_Data for processing:_
+===+

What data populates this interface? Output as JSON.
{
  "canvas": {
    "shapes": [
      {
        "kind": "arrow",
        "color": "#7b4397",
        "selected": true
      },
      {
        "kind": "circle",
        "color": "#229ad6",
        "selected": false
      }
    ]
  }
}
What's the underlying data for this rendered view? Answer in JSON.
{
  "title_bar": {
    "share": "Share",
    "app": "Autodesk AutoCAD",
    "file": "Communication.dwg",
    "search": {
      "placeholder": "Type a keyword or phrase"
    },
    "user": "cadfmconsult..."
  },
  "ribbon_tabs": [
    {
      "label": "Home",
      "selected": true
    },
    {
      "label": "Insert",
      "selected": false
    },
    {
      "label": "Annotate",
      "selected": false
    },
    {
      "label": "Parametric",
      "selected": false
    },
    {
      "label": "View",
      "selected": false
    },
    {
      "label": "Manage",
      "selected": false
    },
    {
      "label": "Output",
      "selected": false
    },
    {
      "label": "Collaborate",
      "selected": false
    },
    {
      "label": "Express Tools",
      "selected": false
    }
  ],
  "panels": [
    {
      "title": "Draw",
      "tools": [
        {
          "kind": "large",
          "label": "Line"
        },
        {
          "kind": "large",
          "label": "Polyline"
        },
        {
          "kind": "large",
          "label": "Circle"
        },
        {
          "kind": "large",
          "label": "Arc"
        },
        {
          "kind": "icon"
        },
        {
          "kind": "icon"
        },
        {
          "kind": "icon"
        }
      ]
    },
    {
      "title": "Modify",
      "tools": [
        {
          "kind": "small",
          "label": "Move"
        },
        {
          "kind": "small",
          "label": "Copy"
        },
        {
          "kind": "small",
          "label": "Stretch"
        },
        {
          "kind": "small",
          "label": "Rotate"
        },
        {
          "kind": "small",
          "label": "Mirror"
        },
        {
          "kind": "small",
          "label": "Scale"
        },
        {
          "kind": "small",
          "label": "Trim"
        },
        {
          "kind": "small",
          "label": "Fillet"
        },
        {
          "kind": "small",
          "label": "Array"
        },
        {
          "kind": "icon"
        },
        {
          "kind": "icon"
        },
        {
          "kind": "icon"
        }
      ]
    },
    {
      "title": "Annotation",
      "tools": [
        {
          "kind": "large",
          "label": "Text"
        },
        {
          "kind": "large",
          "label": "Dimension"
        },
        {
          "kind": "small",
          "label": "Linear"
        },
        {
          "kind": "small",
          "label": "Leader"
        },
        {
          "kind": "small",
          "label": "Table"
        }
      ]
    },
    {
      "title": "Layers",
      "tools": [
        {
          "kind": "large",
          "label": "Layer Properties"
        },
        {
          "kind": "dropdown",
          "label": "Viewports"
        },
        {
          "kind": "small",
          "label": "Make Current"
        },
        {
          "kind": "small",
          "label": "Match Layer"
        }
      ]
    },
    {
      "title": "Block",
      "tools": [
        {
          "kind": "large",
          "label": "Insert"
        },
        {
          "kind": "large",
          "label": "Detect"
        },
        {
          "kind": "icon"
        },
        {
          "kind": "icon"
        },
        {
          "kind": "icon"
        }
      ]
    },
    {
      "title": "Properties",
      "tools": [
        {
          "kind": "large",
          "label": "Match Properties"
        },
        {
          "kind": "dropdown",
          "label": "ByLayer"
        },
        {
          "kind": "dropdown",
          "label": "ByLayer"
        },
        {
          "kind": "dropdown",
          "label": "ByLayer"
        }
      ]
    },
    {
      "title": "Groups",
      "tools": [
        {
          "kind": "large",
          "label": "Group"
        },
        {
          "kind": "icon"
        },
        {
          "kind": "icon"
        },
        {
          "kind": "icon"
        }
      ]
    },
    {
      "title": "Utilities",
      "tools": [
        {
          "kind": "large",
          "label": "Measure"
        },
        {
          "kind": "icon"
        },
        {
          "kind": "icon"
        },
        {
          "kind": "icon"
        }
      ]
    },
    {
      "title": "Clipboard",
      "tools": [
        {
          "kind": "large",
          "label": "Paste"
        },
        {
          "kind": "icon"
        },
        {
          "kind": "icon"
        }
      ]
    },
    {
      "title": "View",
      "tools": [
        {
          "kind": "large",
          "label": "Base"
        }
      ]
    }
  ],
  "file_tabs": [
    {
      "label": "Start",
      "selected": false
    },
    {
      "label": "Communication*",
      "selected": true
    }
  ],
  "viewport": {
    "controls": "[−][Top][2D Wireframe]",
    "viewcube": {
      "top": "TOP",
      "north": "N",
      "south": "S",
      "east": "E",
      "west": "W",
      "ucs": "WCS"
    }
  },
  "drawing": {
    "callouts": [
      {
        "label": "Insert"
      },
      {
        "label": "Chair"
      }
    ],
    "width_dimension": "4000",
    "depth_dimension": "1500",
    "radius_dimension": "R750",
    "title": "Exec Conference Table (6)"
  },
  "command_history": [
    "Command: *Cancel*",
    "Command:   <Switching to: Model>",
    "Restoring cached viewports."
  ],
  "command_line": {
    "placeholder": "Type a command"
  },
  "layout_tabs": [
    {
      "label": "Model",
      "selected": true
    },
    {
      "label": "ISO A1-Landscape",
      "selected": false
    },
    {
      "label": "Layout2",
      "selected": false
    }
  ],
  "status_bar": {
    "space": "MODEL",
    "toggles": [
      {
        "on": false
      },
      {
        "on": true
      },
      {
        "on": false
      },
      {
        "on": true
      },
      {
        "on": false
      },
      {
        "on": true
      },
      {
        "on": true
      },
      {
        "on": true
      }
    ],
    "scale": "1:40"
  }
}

+===+

Gather all lines from the records above in which "placeholder" appears.

_Result of the task:_
      "placeholder": "Type a keyword or phrase"
    "placeholder": "Type a command"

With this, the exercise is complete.